TASK ITEM – In the entries below, identify every line with the string "正确的是" and copy it.
++++++++++
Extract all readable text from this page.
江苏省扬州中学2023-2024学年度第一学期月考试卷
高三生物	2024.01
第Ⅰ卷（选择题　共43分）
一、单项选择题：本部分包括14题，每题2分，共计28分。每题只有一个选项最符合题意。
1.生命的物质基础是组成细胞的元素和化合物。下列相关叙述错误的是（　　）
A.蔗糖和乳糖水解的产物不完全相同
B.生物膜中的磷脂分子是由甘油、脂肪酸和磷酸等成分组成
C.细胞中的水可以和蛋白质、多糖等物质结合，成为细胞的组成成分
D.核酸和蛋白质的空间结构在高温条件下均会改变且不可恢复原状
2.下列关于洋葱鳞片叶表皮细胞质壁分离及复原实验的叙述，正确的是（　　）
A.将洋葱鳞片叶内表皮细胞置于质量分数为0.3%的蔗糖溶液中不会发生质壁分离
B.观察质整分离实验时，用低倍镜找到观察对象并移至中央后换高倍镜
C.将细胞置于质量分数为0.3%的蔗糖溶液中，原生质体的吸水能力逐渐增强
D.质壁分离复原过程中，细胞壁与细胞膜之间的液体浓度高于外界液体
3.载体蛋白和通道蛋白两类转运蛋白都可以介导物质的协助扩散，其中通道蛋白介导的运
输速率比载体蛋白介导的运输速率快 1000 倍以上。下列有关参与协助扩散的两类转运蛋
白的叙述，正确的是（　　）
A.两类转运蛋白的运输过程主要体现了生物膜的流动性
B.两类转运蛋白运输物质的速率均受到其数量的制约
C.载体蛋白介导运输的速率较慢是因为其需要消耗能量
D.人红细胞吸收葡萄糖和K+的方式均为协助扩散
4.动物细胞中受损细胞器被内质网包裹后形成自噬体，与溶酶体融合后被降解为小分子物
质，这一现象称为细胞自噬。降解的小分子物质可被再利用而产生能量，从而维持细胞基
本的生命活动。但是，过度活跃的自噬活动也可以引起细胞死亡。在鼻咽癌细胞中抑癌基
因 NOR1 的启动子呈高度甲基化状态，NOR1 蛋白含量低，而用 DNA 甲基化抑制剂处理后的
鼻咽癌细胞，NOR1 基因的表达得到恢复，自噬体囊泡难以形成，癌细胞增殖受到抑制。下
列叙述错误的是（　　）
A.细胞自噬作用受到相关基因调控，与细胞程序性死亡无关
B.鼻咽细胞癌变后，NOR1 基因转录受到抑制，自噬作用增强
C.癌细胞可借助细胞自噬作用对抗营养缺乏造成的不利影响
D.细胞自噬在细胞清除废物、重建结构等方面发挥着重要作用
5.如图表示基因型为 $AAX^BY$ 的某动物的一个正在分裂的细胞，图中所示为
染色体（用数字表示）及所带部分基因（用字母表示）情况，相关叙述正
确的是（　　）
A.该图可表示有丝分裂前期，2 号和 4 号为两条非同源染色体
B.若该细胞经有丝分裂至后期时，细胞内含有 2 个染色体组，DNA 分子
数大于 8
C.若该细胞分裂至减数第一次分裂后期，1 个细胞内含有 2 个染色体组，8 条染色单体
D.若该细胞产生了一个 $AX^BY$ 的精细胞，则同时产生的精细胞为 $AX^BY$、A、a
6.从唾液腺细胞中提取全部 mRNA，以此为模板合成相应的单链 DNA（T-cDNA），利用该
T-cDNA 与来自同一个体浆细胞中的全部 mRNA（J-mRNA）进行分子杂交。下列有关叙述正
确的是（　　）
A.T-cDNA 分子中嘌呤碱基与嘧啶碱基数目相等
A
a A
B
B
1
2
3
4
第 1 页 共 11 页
++++++++++
ANSWER FOR THE TASK –
2.下列关于洋葱鳞片叶表皮细胞质壁分离及复原实验的叙述，正确的是（　　）
白的叙述，正确的是（　　）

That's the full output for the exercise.